§ TRECHO DO DOCUMENTO:
┄┄┄┄┄┄┄┄┄┄

Fatos e estatísticas que muitos se negam a enxergar. Debate interditado no país, por todos os lados. O personalismo impõe-se sobre ideias. Há comoção baseada não em projetos políticos, mas "nele", o personagem enquanto cresce a rejeição da sociedade a todos os políticos brasileiros, incluindo o presidente eleito: vitória da rejeição. Democracia, se é que existe, ainda em risco no Brasil.
O artigo é de Edu Montesanti, jornalista que escreve para as revistas brasileiras Caros Amigos, Pravda Brasil, Pravda Report (Rússia) e Global Research (Canadá). Também escreveu para o Diário Liberdade (Espanha) e Observatório da Imprensa (TV Brasil).
Luiz Inácio Lula da Silva não ganhou as últimas eleições, mas a rejeição a Jair Bolsonaro. Se a democracia brasileira estivesse salva agora como se trompeteia, haveria sanidade suficiente para levantar questões sobre nossa, no mínimo, frágil democracia. Mas tal discussão está impossibilitada em nossa atual "primavera democrática". Por quê?

┄┄┄┄┄┄┄┄┄┄

§ ENTRADAS DE DADOS:
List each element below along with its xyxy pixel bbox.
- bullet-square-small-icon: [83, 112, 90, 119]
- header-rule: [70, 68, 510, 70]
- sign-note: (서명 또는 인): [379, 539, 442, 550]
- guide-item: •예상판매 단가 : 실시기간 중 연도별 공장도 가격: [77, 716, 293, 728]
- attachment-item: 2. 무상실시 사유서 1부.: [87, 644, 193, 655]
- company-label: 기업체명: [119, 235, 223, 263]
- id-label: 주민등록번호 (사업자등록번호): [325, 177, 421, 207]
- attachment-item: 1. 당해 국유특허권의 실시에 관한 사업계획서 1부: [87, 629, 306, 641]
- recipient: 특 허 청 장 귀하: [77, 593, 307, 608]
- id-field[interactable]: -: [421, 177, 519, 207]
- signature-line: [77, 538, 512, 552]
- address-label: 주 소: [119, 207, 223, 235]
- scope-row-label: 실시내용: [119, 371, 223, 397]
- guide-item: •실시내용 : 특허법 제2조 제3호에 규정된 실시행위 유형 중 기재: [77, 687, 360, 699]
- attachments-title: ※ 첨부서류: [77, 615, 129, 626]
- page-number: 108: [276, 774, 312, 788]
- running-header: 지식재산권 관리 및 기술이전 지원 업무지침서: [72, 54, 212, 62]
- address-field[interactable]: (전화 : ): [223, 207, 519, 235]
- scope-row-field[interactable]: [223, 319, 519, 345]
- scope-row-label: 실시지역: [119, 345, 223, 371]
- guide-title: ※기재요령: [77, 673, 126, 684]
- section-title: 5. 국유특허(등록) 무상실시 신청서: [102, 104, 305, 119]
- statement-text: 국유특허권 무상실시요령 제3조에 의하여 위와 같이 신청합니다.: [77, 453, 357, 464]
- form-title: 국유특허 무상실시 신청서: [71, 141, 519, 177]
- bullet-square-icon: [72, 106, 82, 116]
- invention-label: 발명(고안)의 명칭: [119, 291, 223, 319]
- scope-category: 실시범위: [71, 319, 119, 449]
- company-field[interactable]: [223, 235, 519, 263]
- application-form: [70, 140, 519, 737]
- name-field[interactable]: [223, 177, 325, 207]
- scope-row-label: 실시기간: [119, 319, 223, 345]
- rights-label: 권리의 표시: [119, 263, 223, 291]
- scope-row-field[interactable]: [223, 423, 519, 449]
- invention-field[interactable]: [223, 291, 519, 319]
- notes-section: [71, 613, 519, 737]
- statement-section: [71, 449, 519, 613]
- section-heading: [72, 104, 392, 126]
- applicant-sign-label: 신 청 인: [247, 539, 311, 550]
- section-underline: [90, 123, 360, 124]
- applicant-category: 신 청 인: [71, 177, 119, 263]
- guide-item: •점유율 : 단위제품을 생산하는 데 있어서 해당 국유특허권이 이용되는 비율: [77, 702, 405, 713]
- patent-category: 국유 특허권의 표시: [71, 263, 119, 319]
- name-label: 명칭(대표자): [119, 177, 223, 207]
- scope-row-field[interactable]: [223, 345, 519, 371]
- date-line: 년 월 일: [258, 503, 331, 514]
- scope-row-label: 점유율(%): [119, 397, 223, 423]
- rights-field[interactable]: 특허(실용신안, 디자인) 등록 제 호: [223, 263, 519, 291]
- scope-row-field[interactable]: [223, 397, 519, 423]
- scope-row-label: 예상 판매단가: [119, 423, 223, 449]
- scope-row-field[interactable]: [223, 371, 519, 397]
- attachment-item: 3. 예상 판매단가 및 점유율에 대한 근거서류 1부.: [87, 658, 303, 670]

┄┄┄┄┄┄┄┄┄┄

§ TAREFA ESCRITA: Transcreva do artigo sobre as eleições brasileiras o trecho que começa em "Fatos e estatísticas" e termina em "risco no Brasil.".

§ SOLUÇÃO DA TAREFA:
Fatos e estatísticas que muitos se negam a enxergar. Debate interditado no país, por todos os lados. O personalismo impõe-se sobre ideias. Há comoção baseada não em projetos políticos, mas "nele", o personagem enquanto cresce a rejeição da sociedade a todos os políticos brasileiros, incluindo o presidente eleito: vitória da rejeição. Democracia, se é que existe, ainda em risco no Brasil.